DIRECTIONS —
Transcribe the records that follow exactly. Skip the pictures.

--- DATA PROVIDED ---

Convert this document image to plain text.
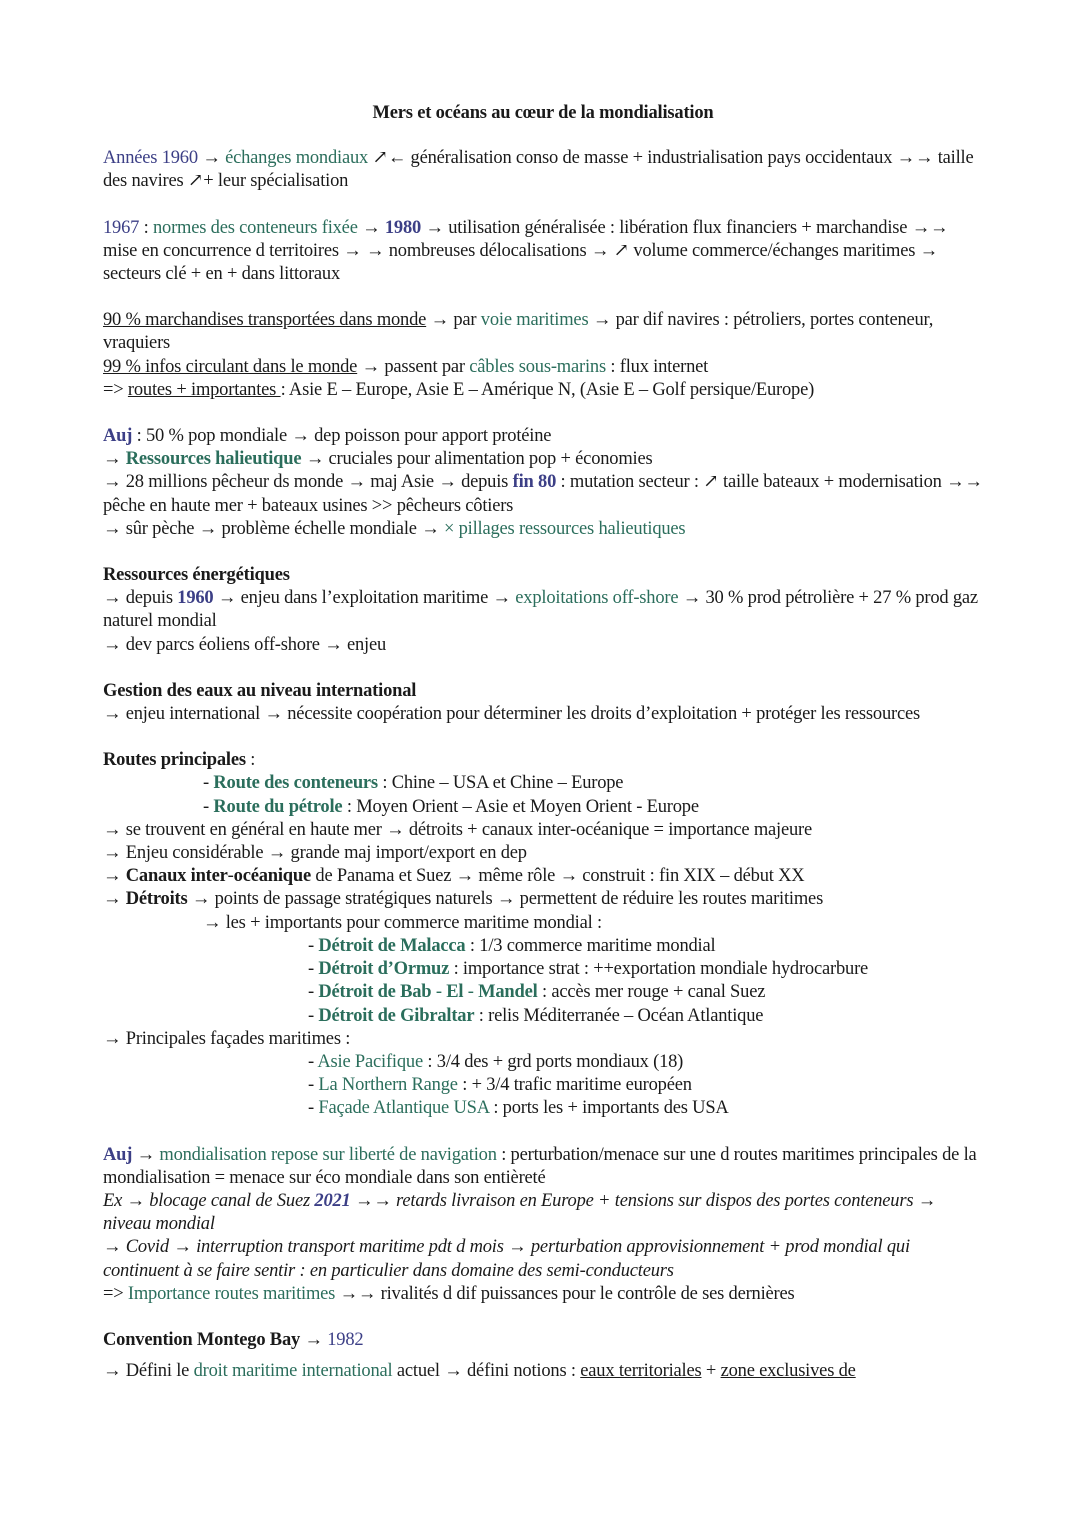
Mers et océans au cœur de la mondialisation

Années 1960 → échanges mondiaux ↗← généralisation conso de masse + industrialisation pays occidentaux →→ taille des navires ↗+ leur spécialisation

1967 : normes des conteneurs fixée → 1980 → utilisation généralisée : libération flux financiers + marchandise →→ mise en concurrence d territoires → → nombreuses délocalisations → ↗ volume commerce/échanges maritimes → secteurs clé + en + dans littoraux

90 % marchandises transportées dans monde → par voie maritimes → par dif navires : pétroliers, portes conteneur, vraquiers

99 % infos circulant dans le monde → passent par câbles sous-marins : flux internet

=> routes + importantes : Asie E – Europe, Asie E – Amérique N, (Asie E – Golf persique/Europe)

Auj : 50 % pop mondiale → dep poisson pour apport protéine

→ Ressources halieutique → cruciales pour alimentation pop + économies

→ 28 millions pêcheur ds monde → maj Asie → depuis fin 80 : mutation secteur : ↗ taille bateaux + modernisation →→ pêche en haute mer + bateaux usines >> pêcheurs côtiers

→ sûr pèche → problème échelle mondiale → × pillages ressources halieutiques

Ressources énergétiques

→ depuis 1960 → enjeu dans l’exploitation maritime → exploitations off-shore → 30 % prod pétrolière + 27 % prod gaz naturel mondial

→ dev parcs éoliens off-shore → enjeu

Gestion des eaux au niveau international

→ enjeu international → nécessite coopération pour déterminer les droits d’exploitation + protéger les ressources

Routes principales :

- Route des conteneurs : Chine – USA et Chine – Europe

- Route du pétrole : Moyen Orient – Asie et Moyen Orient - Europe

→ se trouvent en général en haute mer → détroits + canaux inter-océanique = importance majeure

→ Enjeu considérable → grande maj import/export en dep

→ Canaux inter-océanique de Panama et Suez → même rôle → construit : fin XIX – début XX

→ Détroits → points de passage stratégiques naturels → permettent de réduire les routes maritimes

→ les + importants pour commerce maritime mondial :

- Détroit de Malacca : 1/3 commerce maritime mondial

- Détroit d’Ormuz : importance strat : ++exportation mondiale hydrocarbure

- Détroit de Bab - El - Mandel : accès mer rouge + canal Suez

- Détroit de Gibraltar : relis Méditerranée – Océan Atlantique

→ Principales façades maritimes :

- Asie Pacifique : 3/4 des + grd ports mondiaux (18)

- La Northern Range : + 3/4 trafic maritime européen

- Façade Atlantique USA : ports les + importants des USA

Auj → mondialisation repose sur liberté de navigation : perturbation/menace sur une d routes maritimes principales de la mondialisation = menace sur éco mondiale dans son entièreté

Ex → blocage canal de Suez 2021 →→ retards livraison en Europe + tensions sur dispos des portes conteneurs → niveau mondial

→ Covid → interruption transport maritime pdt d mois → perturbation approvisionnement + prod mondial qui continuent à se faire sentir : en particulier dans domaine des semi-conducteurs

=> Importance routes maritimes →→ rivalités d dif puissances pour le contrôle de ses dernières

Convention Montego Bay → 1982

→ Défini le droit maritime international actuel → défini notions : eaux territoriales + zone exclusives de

---

THE SOLUTION —
Convert this document image to plain text.
Mers et océans au cœur de la mondialisation

Années 1960 → échanges mondiaux ↗← généralisation conso de masse + industrialisation pays occidentaux →→ taille des navires ↗+ leur spécialisation

1967 : normes des conteneurs fixée → 1980 → utilisation généralisée : libération flux financiers + marchandise →→ mise en concurrence d territoires → → nombreuses délocalisations → ↗ volume commerce/échanges maritimes → secteurs clé + en + dans littoraux

90 % marchandises transportées dans monde → par voie maritimes → par dif navires : pétroliers, portes conteneur, vraquiers

99 % infos circulant dans le monde → passent par câbles sous-marins : flux internet

=> routes + importantes : Asie E – Europe, Asie E – Amérique N, (Asie E – Golf persique/Europe)

Auj : 50 % pop mondiale → dep poisson pour apport protéine

→ Ressources halieutique → cruciales pour alimentation pop + économies

→ 28 millions pêcheur ds monde → maj Asie → depuis fin 80 : mutation secteur : ↗ taille bateaux + modernisation →→ pêche en haute mer + bateaux usines >> pêcheurs côtiers

→ sûr pèche → problème échelle mondiale → × pillages ressources halieutiques

Ressources énergétiques

→ depuis 1960 → enjeu dans l’exploitation maritime → exploitations off-shore → 30 % prod pétrolière + 27 % prod gaz naturel mondial

→ dev parcs éoliens off-shore → enjeu

Gestion des eaux au niveau international

→ enjeu international → nécessite coopération pour déterminer les droits d’exploitation + protéger les ressources

Routes principales :

- Route des conteneurs : Chine – USA et Chine – Europe

- Route du pétrole : Moyen Orient – Asie et Moyen Orient - Europe

→ se trouvent en général en haute mer → détroits + canaux inter-océanique = importance majeure

→ Enjeu considérable → grande maj import/export en dep

→ Canaux inter-océanique de Panama et Suez → même rôle → construit : fin XIX – début XX

→ Détroits → points de passage stratégiques naturels → permettent de réduire les routes maritimes

→ les + importants pour commerce maritime mondial :

- Détroit de Malacca : 1/3 commerce maritime mondial

- Détroit d’Ormuz : importance strat : ++exportation mondiale hydrocarbure

- Détroit de Bab - El - Mandel : accès mer rouge + canal Suez

- Détroit de Gibraltar : relis Méditerranée – Océan Atlantique

→ Principales façades maritimes :

- Asie Pacifique : 3/4 des + grd ports mondiaux (18)

- La Northern Range : + 3/4 trafic maritime européen

- Façade Atlantique USA : ports les + importants des USA

Auj → mondialisation repose sur liberté de navigation : perturbation/menace sur une d routes maritimes principales de la mondialisation = menace sur éco mondiale dans son entièreté

Ex → blocage canal de Suez 2021 →→ retards livraison en Europe + tensions sur dispos des portes conteneurs → niveau mondial

→ Covid → interruption transport maritime pdt d mois → perturbation approvisionnement + prod mondial qui continuent à se faire sentir : en particulier dans domaine des semi-conducteurs

=> Importance routes maritimes →→ rivalités d dif puissances pour le contrôle de ses dernières

Convention Montego Bay → 1982

→ Défini le droit maritime international actuel → défini notions : eaux territoriales + zone exclusives de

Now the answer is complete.